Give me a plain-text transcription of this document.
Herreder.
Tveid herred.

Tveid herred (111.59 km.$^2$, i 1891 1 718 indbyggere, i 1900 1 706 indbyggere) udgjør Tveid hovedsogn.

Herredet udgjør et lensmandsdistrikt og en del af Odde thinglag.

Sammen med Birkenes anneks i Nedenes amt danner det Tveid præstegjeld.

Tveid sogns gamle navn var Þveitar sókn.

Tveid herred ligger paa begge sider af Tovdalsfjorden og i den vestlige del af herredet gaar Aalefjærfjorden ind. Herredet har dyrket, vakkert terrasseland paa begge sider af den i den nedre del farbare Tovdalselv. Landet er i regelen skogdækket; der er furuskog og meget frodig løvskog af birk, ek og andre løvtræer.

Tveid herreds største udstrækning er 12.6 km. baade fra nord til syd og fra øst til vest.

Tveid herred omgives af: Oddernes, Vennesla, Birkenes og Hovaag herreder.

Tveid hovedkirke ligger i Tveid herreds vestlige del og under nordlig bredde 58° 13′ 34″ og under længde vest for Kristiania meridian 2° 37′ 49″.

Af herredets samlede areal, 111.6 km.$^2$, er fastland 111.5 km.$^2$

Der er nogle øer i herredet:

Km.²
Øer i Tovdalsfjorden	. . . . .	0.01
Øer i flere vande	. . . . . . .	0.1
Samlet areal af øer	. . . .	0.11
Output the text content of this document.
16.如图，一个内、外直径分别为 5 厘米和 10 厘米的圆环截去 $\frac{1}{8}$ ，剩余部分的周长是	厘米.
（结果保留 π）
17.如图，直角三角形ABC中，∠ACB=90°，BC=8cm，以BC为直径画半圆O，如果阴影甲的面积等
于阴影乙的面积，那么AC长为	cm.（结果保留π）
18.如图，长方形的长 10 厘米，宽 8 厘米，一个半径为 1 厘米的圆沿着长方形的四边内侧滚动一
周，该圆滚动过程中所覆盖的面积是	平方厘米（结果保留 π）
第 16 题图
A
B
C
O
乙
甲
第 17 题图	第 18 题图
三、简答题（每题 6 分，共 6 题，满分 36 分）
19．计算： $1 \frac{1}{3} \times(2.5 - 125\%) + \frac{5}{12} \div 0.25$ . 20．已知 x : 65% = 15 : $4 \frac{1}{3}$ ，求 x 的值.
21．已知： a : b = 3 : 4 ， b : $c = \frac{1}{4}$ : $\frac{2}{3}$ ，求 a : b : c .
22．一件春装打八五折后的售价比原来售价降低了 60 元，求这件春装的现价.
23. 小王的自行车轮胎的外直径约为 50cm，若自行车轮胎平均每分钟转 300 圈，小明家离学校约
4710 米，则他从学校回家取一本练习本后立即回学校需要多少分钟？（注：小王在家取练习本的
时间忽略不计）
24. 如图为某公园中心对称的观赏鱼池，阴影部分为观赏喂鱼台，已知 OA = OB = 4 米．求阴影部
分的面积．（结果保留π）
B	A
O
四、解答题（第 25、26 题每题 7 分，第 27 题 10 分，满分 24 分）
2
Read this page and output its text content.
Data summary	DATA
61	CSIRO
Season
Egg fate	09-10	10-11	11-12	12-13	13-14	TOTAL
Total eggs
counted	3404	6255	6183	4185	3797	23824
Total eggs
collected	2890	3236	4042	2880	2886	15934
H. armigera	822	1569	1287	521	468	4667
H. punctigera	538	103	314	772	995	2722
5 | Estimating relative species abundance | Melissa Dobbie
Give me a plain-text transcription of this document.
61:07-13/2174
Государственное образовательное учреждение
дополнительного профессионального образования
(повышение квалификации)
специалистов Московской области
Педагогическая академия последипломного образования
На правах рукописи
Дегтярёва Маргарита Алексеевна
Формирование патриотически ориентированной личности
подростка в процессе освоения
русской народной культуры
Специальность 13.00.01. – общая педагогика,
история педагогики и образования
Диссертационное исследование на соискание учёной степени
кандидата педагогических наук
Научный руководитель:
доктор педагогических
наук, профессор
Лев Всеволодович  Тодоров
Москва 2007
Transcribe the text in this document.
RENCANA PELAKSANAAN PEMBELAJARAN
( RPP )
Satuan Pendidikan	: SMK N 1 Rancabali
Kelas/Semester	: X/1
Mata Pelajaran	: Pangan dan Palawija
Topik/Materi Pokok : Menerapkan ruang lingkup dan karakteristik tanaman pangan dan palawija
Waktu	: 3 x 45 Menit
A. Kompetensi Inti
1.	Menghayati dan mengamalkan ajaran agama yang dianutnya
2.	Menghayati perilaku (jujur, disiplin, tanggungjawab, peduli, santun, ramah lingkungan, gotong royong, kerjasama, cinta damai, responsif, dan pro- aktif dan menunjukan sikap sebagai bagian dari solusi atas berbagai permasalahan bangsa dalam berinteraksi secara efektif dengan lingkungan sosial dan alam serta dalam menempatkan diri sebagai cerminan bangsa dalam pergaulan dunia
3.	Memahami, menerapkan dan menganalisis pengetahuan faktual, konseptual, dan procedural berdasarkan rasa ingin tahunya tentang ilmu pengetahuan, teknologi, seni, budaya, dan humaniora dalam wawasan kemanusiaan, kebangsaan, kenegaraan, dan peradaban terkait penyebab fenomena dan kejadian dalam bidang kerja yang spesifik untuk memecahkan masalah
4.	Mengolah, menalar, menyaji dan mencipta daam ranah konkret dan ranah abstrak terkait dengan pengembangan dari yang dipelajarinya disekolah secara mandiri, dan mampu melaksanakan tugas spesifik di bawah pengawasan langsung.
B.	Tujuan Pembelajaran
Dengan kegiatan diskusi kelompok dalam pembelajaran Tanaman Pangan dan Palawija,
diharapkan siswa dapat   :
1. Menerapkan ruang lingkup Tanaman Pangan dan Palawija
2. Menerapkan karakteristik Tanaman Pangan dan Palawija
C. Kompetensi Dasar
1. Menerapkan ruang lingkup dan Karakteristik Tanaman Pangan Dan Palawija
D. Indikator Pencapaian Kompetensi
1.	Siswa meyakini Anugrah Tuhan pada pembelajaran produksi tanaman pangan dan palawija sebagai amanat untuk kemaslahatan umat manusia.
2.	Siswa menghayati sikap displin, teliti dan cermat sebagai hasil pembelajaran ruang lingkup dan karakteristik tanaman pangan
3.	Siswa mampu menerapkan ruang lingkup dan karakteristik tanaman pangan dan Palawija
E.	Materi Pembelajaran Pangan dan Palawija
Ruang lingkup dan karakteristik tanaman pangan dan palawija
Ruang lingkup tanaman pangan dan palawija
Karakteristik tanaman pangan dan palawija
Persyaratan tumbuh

━━━━━━━━━━━━━━━━

• Written instruction: Return the material exactly as it stands.

• Solution to this exercise:
Give me a plain-text transcription of this document.
Herreder.
Tveid herred.

Tveid herred (111.59 km.$^2$, i 1891 1 718 indbyggere, i 1900 1 706 indbyggere) udgjør Tveid hovedsogn.

Herredet udgjør et lensmandsdistrikt og en del af Odde thinglag.

Sammen med Birkenes anneks i Nedenes amt danner det Tveid præstegjeld.

Tveid sogns gamle navn var Þveitar sókn.

Tveid herred ligger paa begge sider af Tovdalsfjorden og i den vestlige del af herredet gaar Aalefjærfjorden ind. Herredet har dyrket, vakkert terrasseland paa begge sider af den i den nedre del farbare Tovdalselv. Landet er i regelen skogdækket; der er furuskog og meget frodig løvskog af birk, ek og andre løvtræer.

Tveid herreds største udstrækning er 12.6 km. baade fra nord til syd og fra øst til vest.

Tveid herred omgives af: Oddernes, Vennesla, Birkenes og Hovaag herreder.

Tveid hovedkirke ligger i Tveid herreds vestlige del og under nordlig bredde 58° 13′ 34″ og under længde vest for Kristiania meridian 2° 37′ 49″.

Af herredets samlede areal, 111.6 km.$^2$, er fastland 111.5 km.$^2$

Der er nogle øer i herredet:

Km.²
Øer i Tovdalsfjorden	. . . . .	0.01
Øer i flere vande	. . . . . . .	0.1
Samlet areal af øer	. . . .	0.11
Output the text content of this document.
16.如图，一个内、外直径分别为 5 厘米和 10 厘米的圆环截去 $\frac{1}{8}$ ，剩余部分的周长是	厘米.
（结果保留 π）
17.如图，直角三角形ABC中，∠ACB=90°，BC=8cm，以BC为直径画半圆O，如果阴影甲的面积等
于阴影乙的面积，那么AC长为	cm.（结果保留π）
18.如图，长方形的长 10 厘米，宽 8 厘米，一个半径为 1 厘米的圆沿着长方形的四边内侧滚动一
周，该圆滚动过程中所覆盖的面积是	平方厘米（结果保留 π）
第 16 题图
A
B
C
O
乙
甲
第 17 题图	第 18 题图
三、简答题（每题 6 分，共 6 题，满分 36 分）
19．计算： $1 \frac{1}{3} \times(2.5 - 125\%) + \frac{5}{12} \div 0.25$ . 20．已知 x : 65% = 15 : $4 \frac{1}{3}$ ，求 x 的值.
21．已知： a : b = 3 : 4 ， b : $c = \frac{1}{4}$ : $\frac{2}{3}$ ，求 a : b : c .
22．一件春装打八五折后的售价比原来售价降低了 60 元，求这件春装的现价.
23. 小王的自行车轮胎的外直径约为 50cm，若自行车轮胎平均每分钟转 300 圈，小明家离学校约
4710 米，则他从学校回家取一本练习本后立即回学校需要多少分钟？（注：小王在家取练习本的
时间忽略不计）
24. 如图为某公园中心对称的观赏鱼池，阴影部分为观赏喂鱼台，已知 OA = OB = 4 米．求阴影部
分的面积．（结果保留π）
B	A
O
四、解答题（第 25、26 题每题 7 分，第 27 题 10 分，满分 24 分）
2
Read this page and output its text content.
Data summary	DATA
61	CSIRO
Season
Egg fate	09-10	10-11	11-12	12-13	13-14	TOTAL
Total eggs
counted	3404	6255	6183	4185	3797	23824
Total eggs
collected	2890	3236	4042	2880	2886	15934
H. armigera	822	1569	1287	521	468	4667
H. punctigera	538	103	314	772	995	2722
5 | Estimating relative species abundance | Melissa Dobbie
Give me a plain-text transcription of this document.
61:07-13/2174
Государственное образовательное учреждение
дополнительного профессионального образования
(повышение квалификации)
специалистов Московской области
Педагогическая академия последипломного образования
На правах рукописи
Дегтярёва Маргарита Алексеевна
Формирование патриотически ориентированной личности
подростка в процессе освоения
русской народной культуры
Специальность 13.00.01. – общая педагогика,
история педагогики и образования
Диссертационное исследование на соискание учёной степени
кандидата педагогических наук
Научный руководитель:
доктор педагогических
наук, профессор
Лев Всеволодович  Тодоров
Москва 2007
Transcribe the text in this document.
RENCANA PELAKSANAAN PEMBELAJARAN
( RPP )
Satuan Pendidikan	: SMK N 1 Rancabali
Kelas/Semester	: X/1
Mata Pelajaran	: Pangan dan Palawija
Topik/Materi Pokok : Menerapkan ruang lingkup dan karakteristik tanaman pangan dan palawija
Waktu	: 3 x 45 Menit
A. Kompetensi Inti
1.	Menghayati dan mengamalkan ajaran agama yang dianutnya
2.	Menghayati perilaku (jujur, disiplin, tanggungjawab, peduli, santun, ramah lingkungan, gotong royong, kerjasama, cinta damai, responsif, dan pro- aktif dan menunjukan sikap sebagai bagian dari solusi atas berbagai permasalahan bangsa dalam berinteraksi secara efektif dengan lingkungan sosial dan alam serta dalam menempatkan diri sebagai cerminan bangsa dalam pergaulan dunia
3.	Memahami, menerapkan dan menganalisis pengetahuan faktual, konseptual, dan procedural berdasarkan rasa ingin tahunya tentang ilmu pengetahuan, teknologi, seni, budaya, dan humaniora dalam wawasan kemanusiaan, kebangsaan, kenegaraan, dan peradaban terkait penyebab fenomena dan kejadian dalam bidang kerja yang spesifik untuk memecahkan masalah
4.	Mengolah, menalar, menyaji dan mencipta daam ranah konkret dan ranah abstrak terkait dengan pengembangan dari yang dipelajarinya disekolah secara mandiri, dan mampu melaksanakan tugas spesifik di bawah pengawasan langsung.
B.	Tujuan Pembelajaran
Dengan kegiatan diskusi kelompok dalam pembelajaran Tanaman Pangan dan Palawija,
diharapkan siswa dapat   :
1. Menerapkan ruang lingkup Tanaman Pangan dan Palawija
2. Menerapkan karakteristik Tanaman Pangan dan Palawija
C. Kompetensi Dasar
1. Menerapkan ruang lingkup dan Karakteristik Tanaman Pangan Dan Palawija
D. Indikator Pencapaian Kompetensi
1.	Siswa meyakini Anugrah Tuhan pada pembelajaran produksi tanaman pangan dan palawija sebagai amanat untuk kemaslahatan umat manusia.
2.	Siswa menghayati sikap displin, teliti dan cermat sebagai hasil pembelajaran ruang lingkup dan karakteristik tanaman pangan
3.	Siswa mampu menerapkan ruang lingkup dan karakteristik tanaman pangan dan Palawija
E.	Materi Pembelajaran Pangan dan Palawija
Ruang lingkup dan karakteristik tanaman pangan dan palawija
Ruang lingkup tanaman pangan dan palawija
Karakteristik tanaman pangan dan palawija
Persyaratan tumbuh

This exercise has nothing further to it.